PROBLEM TO WORK ON. Copy the data word for word, from the first line up to and including the line that contains "- legend-label-q3: Q3: [37, 461, 53, 475]".

Data items.
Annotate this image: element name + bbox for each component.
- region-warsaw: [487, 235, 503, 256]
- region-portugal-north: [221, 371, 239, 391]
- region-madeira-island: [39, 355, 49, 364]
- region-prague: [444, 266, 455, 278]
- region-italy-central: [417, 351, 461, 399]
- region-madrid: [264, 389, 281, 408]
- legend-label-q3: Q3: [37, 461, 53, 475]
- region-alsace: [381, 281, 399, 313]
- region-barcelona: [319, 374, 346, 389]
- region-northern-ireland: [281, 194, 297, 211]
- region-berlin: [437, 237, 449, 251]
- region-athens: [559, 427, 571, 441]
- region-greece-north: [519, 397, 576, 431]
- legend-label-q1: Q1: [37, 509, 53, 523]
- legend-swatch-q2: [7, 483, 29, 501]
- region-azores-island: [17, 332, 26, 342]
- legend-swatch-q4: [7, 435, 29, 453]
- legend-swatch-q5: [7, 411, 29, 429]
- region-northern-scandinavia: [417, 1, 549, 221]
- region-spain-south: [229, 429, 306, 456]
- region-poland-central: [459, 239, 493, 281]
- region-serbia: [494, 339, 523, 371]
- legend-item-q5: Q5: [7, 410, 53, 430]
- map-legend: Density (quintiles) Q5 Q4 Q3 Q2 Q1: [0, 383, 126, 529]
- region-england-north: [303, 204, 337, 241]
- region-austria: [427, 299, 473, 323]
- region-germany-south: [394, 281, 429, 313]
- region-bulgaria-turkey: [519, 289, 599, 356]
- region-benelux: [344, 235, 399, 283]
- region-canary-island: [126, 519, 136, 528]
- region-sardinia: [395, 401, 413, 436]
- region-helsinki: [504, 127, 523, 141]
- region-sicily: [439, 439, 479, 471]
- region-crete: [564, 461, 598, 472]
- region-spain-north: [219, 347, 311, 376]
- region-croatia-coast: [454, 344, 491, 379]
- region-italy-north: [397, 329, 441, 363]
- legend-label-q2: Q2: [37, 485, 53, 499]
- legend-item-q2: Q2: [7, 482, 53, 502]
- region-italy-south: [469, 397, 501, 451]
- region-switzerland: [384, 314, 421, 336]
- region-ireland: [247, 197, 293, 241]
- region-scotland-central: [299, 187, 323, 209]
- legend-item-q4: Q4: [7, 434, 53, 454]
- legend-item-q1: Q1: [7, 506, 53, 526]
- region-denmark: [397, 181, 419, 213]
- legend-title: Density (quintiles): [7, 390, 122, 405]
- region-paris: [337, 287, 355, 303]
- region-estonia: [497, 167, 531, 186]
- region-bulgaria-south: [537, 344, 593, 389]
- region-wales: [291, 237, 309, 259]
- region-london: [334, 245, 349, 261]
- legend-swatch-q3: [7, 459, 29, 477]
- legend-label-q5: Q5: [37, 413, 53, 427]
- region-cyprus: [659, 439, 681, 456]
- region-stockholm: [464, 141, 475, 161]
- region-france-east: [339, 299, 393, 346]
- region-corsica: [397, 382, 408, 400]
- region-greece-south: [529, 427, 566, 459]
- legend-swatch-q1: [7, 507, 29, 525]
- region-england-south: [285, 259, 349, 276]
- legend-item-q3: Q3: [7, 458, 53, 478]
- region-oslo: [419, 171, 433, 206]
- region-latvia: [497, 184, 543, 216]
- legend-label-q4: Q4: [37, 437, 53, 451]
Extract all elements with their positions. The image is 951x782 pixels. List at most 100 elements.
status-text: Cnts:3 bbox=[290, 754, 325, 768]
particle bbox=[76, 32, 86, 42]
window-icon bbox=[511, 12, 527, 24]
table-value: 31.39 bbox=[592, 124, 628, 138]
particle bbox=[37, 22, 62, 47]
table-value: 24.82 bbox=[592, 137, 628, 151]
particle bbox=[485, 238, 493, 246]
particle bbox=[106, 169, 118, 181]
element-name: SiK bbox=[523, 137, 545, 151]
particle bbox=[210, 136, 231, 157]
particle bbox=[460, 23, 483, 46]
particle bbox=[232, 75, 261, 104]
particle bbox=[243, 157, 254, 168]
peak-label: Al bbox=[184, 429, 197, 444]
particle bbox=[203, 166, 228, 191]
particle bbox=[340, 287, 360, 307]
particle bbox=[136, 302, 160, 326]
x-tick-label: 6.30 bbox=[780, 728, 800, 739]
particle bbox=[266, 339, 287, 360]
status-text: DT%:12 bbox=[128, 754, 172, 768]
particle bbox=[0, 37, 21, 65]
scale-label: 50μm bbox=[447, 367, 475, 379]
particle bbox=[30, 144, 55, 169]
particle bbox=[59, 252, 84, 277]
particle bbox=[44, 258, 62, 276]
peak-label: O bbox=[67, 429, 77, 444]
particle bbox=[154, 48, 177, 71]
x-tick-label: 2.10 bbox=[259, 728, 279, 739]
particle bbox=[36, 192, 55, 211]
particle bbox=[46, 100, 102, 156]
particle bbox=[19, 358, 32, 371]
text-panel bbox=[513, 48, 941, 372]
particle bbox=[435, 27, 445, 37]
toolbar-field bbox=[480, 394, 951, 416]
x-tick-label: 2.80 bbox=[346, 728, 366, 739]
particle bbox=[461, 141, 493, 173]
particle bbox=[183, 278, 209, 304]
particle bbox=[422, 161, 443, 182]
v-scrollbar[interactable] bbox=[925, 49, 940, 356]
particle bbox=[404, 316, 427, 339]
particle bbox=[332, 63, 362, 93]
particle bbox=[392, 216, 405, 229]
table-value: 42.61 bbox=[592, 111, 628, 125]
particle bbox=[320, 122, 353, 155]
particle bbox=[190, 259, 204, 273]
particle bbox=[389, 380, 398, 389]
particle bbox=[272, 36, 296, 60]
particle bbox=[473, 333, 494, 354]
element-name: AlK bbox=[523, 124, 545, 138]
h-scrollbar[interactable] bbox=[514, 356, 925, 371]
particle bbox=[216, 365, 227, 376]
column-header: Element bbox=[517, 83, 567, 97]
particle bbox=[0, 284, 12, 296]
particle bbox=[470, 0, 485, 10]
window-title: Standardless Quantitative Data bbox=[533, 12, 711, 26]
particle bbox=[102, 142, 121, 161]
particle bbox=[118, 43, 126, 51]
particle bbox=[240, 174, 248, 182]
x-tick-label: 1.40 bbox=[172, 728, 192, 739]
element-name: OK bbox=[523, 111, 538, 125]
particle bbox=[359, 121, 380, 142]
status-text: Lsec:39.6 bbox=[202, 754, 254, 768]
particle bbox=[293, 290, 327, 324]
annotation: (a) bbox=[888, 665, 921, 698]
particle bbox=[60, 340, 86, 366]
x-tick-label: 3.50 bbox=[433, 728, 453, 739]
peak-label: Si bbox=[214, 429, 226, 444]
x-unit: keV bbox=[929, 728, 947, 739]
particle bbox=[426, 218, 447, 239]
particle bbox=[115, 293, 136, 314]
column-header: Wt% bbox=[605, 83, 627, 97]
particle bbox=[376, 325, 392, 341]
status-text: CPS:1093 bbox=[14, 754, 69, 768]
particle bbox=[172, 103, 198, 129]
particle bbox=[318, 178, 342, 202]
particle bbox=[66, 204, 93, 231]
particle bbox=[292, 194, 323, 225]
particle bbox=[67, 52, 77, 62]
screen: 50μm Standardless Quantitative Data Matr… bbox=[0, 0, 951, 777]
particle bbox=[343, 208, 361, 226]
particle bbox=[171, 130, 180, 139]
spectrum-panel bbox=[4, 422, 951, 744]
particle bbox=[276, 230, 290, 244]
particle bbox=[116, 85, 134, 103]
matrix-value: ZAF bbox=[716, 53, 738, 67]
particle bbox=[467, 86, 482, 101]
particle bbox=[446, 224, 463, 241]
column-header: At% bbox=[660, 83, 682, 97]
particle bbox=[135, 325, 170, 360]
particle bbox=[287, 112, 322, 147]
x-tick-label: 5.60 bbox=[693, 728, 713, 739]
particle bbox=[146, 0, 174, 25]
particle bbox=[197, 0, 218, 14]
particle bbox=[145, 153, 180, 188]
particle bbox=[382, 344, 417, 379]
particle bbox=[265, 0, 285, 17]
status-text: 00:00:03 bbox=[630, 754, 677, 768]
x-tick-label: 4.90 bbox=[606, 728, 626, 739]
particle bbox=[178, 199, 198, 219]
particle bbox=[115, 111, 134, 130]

FULL ANSWER.
Annotate this image: element name + bbox for each component.
- region-warsaw: [487, 235, 503, 256]
- region-portugal-north: [221, 371, 239, 391]
- region-madeira-island: [39, 355, 49, 364]
- region-prague: [444, 266, 455, 278]
- region-italy-central: [417, 351, 461, 399]
- region-madrid: [264, 389, 281, 408]
- legend-label-q3: Q3: [37, 461, 53, 475]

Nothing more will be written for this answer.